▶ [Work to do]: Copy out the whole listing exactly as written, leaving the pictures behind.

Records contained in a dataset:
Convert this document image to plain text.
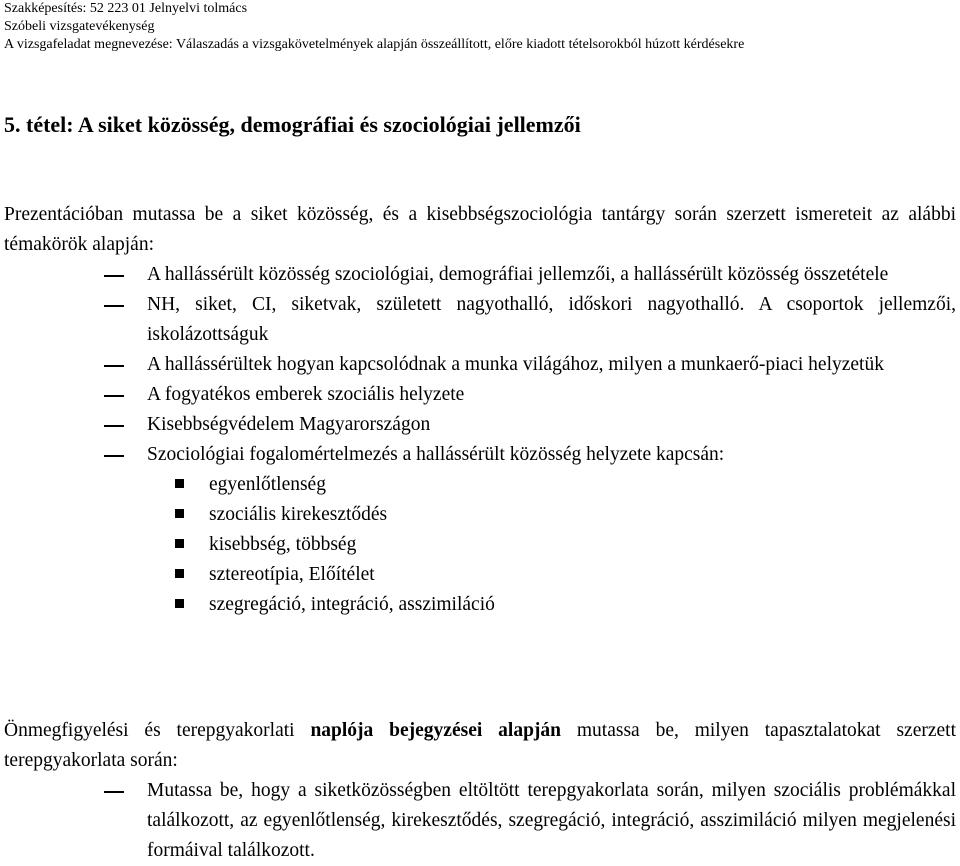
Szakképesítés: 52 223 01 Jelnyelvi tolmács
Szóbeli vizsgatevékenység
A vizsgafeladat megnevezése: Válaszadás a vizsgakövetelmények alapján összeállított, előre kiadott tételsorokból húzott kérdésekre
5. tétel: A siket közösség, demográfiai és szociológiai jellemzői
Prezentációban mutassa be a siket közösség, és a kisebbségszociológia tantárgy során szerzett ismereteit az alábbi témakörök alapján:
A hallássérült közösség szociológiai, demográfiai jellemzői, a hallássérült közösség összetétele
NH, siket, CI, siketvak, született nagyothalló, időskori nagyothalló. A csoportok jellemzői, iskolázottságuk
A hallássérültek hogyan kapcsolódnak a munka világához, milyen a munkaerő-piaci helyzetük
A fogyatékos emberek szociális helyzete
Kisebbségvédelem Magyarországon
Szociológiai fogalomértelmezés a hallássérült közösség helyzete kapcsán:
egyenlőtlenség
szociális kirekesztődés
kisebbség, többség
sztereotípia, Előítélet
szegregáció, integráció, asszimiláció
Önmegfigyelési és terepgyakorlati naplója bejegyzései alapján mutassa be, milyen tapasztalatokat szerzett terepgyakorlata során:
Mutassa be, hogy a siketközösségben eltöltött terepgyakorlata során, milyen szociális problémákkal találkozott, az egyenlőtlenség, kirekesztődés, szegregáció, integráció, asszimiláció milyen megjelenési formáival találkozott.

▶ [Solved problem]:
Convert this document image to plain text.
Szakképesítés: 52 223 01 Jelnyelvi tolmács
Szóbeli vizsgatevékenység
A vizsgafeladat megnevezése: Válaszadás a vizsgakövetelmények alapján összeállított, előre kiadott tételsorokból húzott kérdésekre
5. tétel: A siket közösség, demográfiai és szociológiai jellemzői
Prezentációban mutassa be a siket közösség, és a kisebbségszociológia tantárgy során szerzett ismereteit az alábbi témakörök alapján:
A hallássérült közösség szociológiai, demográfiai jellemzői, a hallássérült közösség összetétele
NH, siket, CI, siketvak, született nagyothalló, időskori nagyothalló. A csoportok jellemzői, iskolázottságuk
A hallássérültek hogyan kapcsolódnak a munka világához, milyen a munkaerő-piaci helyzetük
A fogyatékos emberek szociális helyzete
Kisebbségvédelem Magyarországon
Szociológiai fogalomértelmezés a hallássérült közösség helyzete kapcsán:
egyenlőtlenség
szociális kirekesztődés
kisebbség, többség
sztereotípia, Előítélet
szegregáció, integráció, asszimiláció
Önmegfigyelési és terepgyakorlati naplója bejegyzései alapján mutassa be, milyen tapasztalatokat szerzett terepgyakorlata során:
Mutassa be, hogy a siketközösségben eltöltött terepgyakorlata során, milyen szociális problémákkal találkozott, az egyenlőtlenség, kirekesztődés, szegregáció, integráció, asszimiláció milyen megjelenési formáival találkozott.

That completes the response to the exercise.